Brief: The records that follow should be retyped word for word.

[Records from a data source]
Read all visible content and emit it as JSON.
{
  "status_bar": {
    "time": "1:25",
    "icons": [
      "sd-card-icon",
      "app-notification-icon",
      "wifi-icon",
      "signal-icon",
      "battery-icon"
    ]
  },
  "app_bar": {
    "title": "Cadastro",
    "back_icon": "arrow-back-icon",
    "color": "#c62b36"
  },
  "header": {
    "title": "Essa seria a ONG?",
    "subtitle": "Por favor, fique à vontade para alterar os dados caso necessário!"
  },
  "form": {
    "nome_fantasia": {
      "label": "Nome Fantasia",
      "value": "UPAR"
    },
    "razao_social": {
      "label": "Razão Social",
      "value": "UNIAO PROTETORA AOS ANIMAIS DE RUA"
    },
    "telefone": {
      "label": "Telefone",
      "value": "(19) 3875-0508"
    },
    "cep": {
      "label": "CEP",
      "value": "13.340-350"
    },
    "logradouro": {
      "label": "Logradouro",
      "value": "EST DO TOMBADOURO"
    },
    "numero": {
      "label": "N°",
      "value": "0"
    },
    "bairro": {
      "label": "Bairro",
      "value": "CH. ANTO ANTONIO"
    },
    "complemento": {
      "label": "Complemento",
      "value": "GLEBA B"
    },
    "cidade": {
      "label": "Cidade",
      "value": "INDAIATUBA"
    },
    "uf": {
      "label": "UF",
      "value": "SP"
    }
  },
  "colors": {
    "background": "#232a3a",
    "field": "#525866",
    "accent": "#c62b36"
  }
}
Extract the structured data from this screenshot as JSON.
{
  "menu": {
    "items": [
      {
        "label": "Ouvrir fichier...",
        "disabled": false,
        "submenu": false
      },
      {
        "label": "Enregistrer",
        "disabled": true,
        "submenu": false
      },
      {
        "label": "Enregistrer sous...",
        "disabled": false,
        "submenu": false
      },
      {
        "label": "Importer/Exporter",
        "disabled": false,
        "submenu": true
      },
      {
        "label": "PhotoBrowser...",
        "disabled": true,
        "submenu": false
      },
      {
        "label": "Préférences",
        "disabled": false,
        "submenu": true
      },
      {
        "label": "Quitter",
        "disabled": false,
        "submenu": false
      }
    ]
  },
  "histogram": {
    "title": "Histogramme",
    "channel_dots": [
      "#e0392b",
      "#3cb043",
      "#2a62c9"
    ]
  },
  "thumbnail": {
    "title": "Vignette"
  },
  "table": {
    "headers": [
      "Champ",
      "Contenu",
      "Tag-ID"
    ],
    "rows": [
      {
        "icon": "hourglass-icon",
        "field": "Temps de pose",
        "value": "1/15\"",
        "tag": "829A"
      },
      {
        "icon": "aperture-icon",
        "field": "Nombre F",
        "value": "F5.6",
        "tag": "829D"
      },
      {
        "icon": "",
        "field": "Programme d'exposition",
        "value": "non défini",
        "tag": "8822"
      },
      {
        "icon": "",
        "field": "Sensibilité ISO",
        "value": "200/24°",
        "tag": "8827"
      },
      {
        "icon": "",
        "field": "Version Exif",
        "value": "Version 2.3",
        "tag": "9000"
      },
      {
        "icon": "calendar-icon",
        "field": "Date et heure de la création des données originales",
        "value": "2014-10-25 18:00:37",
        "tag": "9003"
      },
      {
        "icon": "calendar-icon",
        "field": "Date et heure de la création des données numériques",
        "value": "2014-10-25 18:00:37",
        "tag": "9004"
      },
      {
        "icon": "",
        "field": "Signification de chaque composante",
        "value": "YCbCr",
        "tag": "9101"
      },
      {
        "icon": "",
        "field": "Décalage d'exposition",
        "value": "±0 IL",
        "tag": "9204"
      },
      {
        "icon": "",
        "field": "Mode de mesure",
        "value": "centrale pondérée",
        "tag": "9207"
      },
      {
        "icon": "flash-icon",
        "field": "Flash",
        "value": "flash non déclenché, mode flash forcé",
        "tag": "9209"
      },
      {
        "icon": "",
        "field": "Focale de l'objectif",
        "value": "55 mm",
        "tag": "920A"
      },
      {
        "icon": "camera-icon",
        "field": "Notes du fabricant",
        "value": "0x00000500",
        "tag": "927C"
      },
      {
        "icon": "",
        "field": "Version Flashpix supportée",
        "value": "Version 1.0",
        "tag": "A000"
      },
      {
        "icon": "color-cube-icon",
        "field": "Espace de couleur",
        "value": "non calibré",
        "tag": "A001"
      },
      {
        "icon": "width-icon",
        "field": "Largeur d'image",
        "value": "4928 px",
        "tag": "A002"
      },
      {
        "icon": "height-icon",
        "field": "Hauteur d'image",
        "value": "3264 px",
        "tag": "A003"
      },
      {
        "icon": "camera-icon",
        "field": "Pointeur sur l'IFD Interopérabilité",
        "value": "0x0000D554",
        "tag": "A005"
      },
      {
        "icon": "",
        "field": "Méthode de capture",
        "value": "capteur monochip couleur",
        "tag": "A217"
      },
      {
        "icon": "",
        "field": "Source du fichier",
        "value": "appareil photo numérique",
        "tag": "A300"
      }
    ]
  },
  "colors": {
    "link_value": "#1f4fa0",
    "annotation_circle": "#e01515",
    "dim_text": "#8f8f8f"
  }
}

The result:
Read all visible content and emit it as JSON.
{
  "status_bar": {
    "time": "1:25",
    "icons": [
      "sd-card-icon",
      "app-notification-icon",
      "wifi-icon",
      "signal-icon",
      "battery-icon"
    ]
  },
  "app_bar": {
    "title": "Cadastro",
    "back_icon": "arrow-back-icon",
    "color": "#c62b36"
  },
  "header": {
    "title": "Essa seria a ONG?",
    "subtitle": "Por favor, fique à vontade para alterar os dados caso necessário!"
  },
  "form": {
    "nome_fantasia": {
      "label": "Nome Fantasia",
      "value": "UPAR"
    },
    "razao_social": {
      "label": "Razão Social",
      "value": "UNIAO PROTETORA AOS ANIMAIS DE RUA"
    },
    "telefone": {
      "label": "Telefone",
      "value": "(19) 3875-0508"
    },
    "cep": {
      "label": "CEP",
      "value": "13.340-350"
    },
    "logradouro": {
      "label": "Logradouro",
      "value": "EST DO TOMBADOURO"
    },
    "numero": {
      "label": "N°",
      "value": "0"
    },
    "bairro": {
      "label": "Bairro",
      "value": "CH. ANTO ANTONIO"
    },
    "complemento": {
      "label": "Complemento",
      "value": "GLEBA B"
    },
    "cidade": {
      "label": "Cidade",
      "value": "INDAIATUBA"
    },
    "uf": {
      "label": "UF",
      "value": "SP"
    }
  },
  "colors": {
    "background": "#232a3a",
    "field": "#525866",
    "accent": "#c62b36"
  }
}
Extract the structured data from this screenshot as JSON.
{
  "menu": {
    "items": [
      {
        "label": "Ouvrir fichier...",
        "disabled": false,
        "submenu": false
      },
      {
        "label": "Enregistrer",
        "disabled": true,
        "submenu": false
      },
      {
        "label": "Enregistrer sous...",
        "disabled": false,
        "submenu": false
      },
      {
        "label": "Importer/Exporter",
        "disabled": false,
        "submenu": true
      },
      {
        "label": "PhotoBrowser...",
        "disabled": true,
        "submenu": false
      },
      {
        "label": "Préférences",
        "disabled": false,
        "submenu": true
      },
      {
        "label": "Quitter",
        "disabled": false,
        "submenu": false
      }
    ]
  },
  "histogram": {
    "title": "Histogramme",
    "channel_dots": [
      "#e0392b",
      "#3cb043",
      "#2a62c9"
    ]
  },
  "thumbnail": {
    "title": "Vignette"
  },
  "table": {
    "headers": [
      "Champ",
      "Contenu",
      "Tag-ID"
    ],
    "rows": [
      {
        "icon": "hourglass-icon",
        "field": "Temps de pose",
        "value": "1/15\"",
        "tag": "829A"
      },
      {
        "icon": "aperture-icon",
        "field": "Nombre F",
        "value": "F5.6",
        "tag": "829D"
      },
      {
        "icon": "",
        "field": "Programme d'exposition",
        "value": "non défini",
        "tag": "8822"
      },
      {
        "icon": "",
        "field": "Sensibilité ISO",
        "value": "200/24°",
        "tag": "8827"
      },
      {
        "icon": "",
        "field": "Version Exif",
        "value": "Version 2.3",
        "tag": "9000"
      },
      {
        "icon": "calendar-icon",
        "field": "Date et heure de la création des données originales",
        "value": "2014-10-25 18:00:37",
        "tag": "9003"
      },
      {
        "icon": "calendar-icon",
        "field": "Date et heure de la création des données numériques",
        "value": "2014-10-25 18:00:37",
        "tag": "9004"
      },
      {
        "icon": "",
        "field": "Signification de chaque composante",
        "value": "YCbCr",
        "tag": "9101"
      },
      {
        "icon": "",
        "field": "Décalage d'exposition",
        "value": "±0 IL",
        "tag": "9204"
      },
      {
        "icon": "",
        "field": "Mode de mesure",
        "value": "centrale pondérée",
        "tag": "9207"
      },
      {
        "icon": "flash-icon",
        "field": "Flash",
        "value": "flash non déclenché, mode flash forcé",
        "tag": "9209"
      },
      {
        "icon": "",
        "field": "Focale de l'objectif",
        "value": "55 mm",
        "tag": "920A"
      },
      {
        "icon": "camera-icon",
        "field": "Notes du fabricant",
        "value": "0x00000500",
        "tag": "927C"
      },
      {
        "icon": "",
        "field": "Version Flashpix supportée",
        "value": "Version 1.0",
        "tag": "A000"
      },
      {
        "icon": "color-cube-icon",
        "field": "Espace de couleur",
        "value": "non calibré",
        "tag": "A001"
      },
      {
        "icon": "width-icon",
        "field": "Largeur d'image",
        "value": "4928 px",
        "tag": "A002"
      },
      {
        "icon": "height-icon",
        "field": "Hauteur d'image",
        "value": "3264 px",
        "tag": "A003"
      },
      {
        "icon": "camera-icon",
        "field": "Pointeur sur l'IFD Interopérabilité",
        "value": "0x0000D554",
        "tag": "A005"
      },
      {
        "icon": "",
        "field": "Méthode de capture",
        "value": "capteur monochip couleur",
        "tag": "A217"
      },
      {
        "icon": "",
        "field": "Source du fichier",
        "value": "appareil photo numérique",
        "tag": "A300"
      }
    ]
  },
  "colors": {
    "link_value": "#1f4fa0",
    "annotation_circle": "#e01515",
    "dim_text": "#8f8f8f"
  }
}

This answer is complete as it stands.